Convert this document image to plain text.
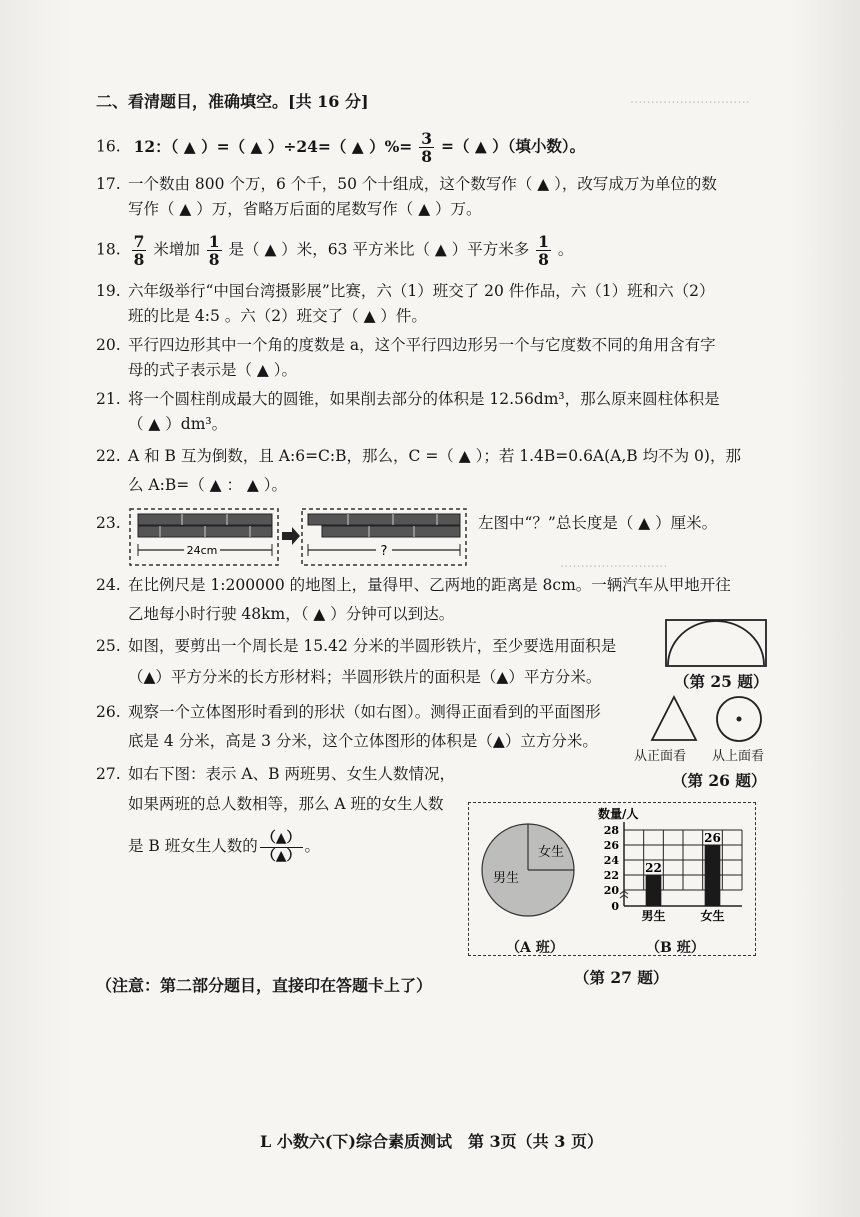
·····························
··························
二、看清题目，准确填空。[共 16 分]
16. 12：（ ▲ ）=（ ▲ ）÷24=（ ▲ ）%= $\frac{3}{8}$ =（ ▲ ）（填小数）。
17. 一个数由 800 个万，6 个千，50 个十组成，这个数写作（ ▲ ），改写成万为单位的数
写作（ ▲ ）万，省略万后面的尾数写作（ ▲ ）万。
18. $\frac{7}{8}$ 米增加 $\frac{1}{8}$ 是（ ▲ ）米，63 平方米比（ ▲ ）平方米多 $\frac{1}{8}$ 。
19. 六年级举行“中国台湾摄影展”比赛，六（1）班交了 20 件作品，六（1）班和六（2）
班的比是 4:5 。六（2）班交了（ ▲ ）件。
20. 平行四边形其中一个角的度数是 a，这个平行四边形另一个与它度数不同的角用含有字
母的式子表示是（ ▲ ）。
21. 将一个圆柱削成最大的圆锥，如果削去部分的体积是 12.56dm³，那么原来圆柱体积是
（ ▲ ）dm³。
22. A 和 B 互为倒数，且 A:6=C:B，那么，C =（ ▲ ）；若 1.4B=0.6A(A,B 均不为 0)，那
么 A:B=（ ▲ ： ▲ ）。
23.
24cm	?
左图中“？”总长度是（ ▲ ）厘米。
24. 在比例尺是 1:200000 的地图上，量得甲、乙两地的距离是 8cm。一辆汽车从甲地开往
乙地每小时行驶 48km，（ ▲ ）分钟可以到达。
25. 如图，要剪出一个周长是 15.42 分米的半圆形铁片，至少要选用面积是
（▲）平方分米的长方形材料；半圆形铁片的面积是（▲）平方分米。	（第 25 题）
26. 观察一个立体图形时看到的形状（如右图）。测得正面看到的平面图形
底是 4 分米，高是 3 分米，这个立体图形的体积是（▲）立方分米。
从正面看 从上面看
（第 26 题）
27. 如右下图：表示 A、B 两班男、女生人数情况，
如果两班的总人数相等，那么 A 班的女生人数
是 B 班女生人数的 $\frac{(▲)}{(▲)}$ 。
男生
女生
（A 班）
数量/人
0
20
22
24
26
28
22
26
男生	女生
（B 班）
（第 27 题）
（注意：第二部分题目，直接印在答题卡上了）
L 小数六(下)综合素质测试　第 3页（共 3 页）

★ ★ ★

*Exercise goal*
The records above are to be restated exactly, without their pictures.

*Worked solution*
Convert this document image to plain text.
·····························
··························
二、看清题目，准确填空。[共 16 分]
16. 12：（ ▲ ）=（ ▲ ）÷24=（ ▲ ）%= $\frac{3}{8}$ =（ ▲ ）（填小数）。
17. 一个数由 800 个万，6 个千，50 个十组成，这个数写作（ ▲ ），改写成万为单位的数
写作（ ▲ ）万，省略万后面的尾数写作（ ▲ ）万。
18. $\frac{7}{8}$ 米增加 $\frac{1}{8}$ 是（ ▲ ）米，63 平方米比（ ▲ ）平方米多 $\frac{1}{8}$ 。
19. 六年级举行“中国台湾摄影展”比赛，六（1）班交了 20 件作品，六（1）班和六（2）
班的比是 4:5 。六（2）班交了（ ▲ ）件。
20. 平行四边形其中一个角的度数是 a，这个平行四边形另一个与它度数不同的角用含有字
母的式子表示是（ ▲ ）。
21. 将一个圆柱削成最大的圆锥，如果削去部分的体积是 12.56dm³，那么原来圆柱体积是
（ ▲ ）dm³。
22. A 和 B 互为倒数，且 A:6=C:B，那么，C =（ ▲ ）；若 1.4B=0.6A(A,B 均不为 0)，那
么 A:B=（ ▲ ： ▲ ）。
23.
24cm	?
左图中“？”总长度是（ ▲ ）厘米。
24. 在比例尺是 1:200000 的地图上，量得甲、乙两地的距离是 8cm。一辆汽车从甲地开往
乙地每小时行驶 48km，（ ▲ ）分钟可以到达。
25. 如图，要剪出一个周长是 15.42 分米的半圆形铁片，至少要选用面积是
（▲）平方分米的长方形材料；半圆形铁片的面积是（▲）平方分米。	（第 25 题）
26. 观察一个立体图形时看到的形状（如右图）。测得正面看到的平面图形
底是 4 分米，高是 3 分米，这个立体图形的体积是（▲）立方分米。
从正面看 从上面看
（第 26 题）
27. 如右下图：表示 A、B 两班男、女生人数情况，
如果两班的总人数相等，那么 A 班的女生人数
是 B 班女生人数的 $\frac{(▲)}{(▲)}$ 。
男生
女生
（A 班）
数量/人
0
20
22
24
26
28
22
26
男生	女生
（B 班）
（第 27 题）
（注意：第二部分题目，直接印在答题卡上了）
L 小数六(下)综合素质测试　第 3页（共 3 页）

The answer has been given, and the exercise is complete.